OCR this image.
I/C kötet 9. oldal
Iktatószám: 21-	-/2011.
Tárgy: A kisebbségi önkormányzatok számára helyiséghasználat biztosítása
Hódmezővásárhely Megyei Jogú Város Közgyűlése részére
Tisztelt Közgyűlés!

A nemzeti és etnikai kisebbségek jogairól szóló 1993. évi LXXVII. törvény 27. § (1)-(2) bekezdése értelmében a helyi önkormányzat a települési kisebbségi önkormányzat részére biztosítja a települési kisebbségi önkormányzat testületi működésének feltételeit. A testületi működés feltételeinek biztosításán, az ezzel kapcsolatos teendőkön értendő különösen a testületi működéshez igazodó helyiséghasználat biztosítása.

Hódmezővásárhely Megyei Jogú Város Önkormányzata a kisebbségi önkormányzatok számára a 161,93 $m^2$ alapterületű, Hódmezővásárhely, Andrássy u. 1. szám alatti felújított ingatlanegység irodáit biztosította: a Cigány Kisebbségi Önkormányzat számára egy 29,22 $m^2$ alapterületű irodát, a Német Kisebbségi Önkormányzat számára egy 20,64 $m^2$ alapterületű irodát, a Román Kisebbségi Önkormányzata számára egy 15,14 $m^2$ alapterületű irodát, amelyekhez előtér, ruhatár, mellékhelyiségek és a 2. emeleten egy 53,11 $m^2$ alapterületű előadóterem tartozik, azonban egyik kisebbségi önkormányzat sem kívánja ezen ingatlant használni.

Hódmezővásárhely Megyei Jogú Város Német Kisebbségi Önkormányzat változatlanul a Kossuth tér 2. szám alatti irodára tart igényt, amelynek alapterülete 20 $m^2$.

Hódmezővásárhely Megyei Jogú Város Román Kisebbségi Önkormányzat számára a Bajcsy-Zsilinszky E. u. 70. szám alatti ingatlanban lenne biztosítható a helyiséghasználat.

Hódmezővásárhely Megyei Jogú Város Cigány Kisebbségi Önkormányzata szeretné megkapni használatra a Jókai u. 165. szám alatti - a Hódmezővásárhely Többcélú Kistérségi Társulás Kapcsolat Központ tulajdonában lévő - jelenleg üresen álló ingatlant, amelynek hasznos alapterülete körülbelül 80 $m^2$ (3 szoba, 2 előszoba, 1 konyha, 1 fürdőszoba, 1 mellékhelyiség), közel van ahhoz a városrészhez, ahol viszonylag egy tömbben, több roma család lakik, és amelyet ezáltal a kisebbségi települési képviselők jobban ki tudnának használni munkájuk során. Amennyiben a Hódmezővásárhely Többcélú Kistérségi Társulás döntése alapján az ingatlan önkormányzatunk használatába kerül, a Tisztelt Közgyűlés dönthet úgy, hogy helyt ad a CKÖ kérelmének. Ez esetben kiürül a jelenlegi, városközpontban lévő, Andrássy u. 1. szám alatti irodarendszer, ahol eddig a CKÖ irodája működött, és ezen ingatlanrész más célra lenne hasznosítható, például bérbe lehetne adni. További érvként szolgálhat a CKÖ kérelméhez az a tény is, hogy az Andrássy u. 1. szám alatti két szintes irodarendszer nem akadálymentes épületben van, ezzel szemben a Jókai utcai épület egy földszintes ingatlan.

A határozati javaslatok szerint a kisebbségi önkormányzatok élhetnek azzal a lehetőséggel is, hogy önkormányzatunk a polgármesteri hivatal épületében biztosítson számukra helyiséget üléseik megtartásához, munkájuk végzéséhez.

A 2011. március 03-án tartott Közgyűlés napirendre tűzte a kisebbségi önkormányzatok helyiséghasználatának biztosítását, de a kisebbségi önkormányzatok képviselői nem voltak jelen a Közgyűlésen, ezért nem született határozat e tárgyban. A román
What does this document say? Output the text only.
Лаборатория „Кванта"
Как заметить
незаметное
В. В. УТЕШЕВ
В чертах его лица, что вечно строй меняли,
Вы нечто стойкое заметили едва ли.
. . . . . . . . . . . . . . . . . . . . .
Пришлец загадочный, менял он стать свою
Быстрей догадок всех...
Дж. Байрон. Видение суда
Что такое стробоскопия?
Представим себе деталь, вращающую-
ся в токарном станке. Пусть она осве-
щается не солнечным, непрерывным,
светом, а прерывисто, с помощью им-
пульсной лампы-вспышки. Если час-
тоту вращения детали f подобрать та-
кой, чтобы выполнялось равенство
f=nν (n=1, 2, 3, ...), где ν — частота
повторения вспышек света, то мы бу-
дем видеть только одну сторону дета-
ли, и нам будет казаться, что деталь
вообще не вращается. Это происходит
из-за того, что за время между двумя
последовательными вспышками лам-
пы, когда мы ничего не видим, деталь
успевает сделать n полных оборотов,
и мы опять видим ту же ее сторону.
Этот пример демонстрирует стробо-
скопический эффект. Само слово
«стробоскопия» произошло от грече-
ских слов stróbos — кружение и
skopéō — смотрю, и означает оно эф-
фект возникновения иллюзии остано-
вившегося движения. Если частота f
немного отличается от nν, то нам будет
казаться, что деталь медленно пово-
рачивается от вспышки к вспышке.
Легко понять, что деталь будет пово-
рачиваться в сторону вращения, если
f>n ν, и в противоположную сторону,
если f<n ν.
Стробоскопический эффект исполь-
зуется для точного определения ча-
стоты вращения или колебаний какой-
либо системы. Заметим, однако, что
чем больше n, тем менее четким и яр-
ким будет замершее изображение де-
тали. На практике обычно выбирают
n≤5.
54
-------
> Exercise objective:
From the records above, report the count of lines containing "частота" and nothing more.

> Task response:
2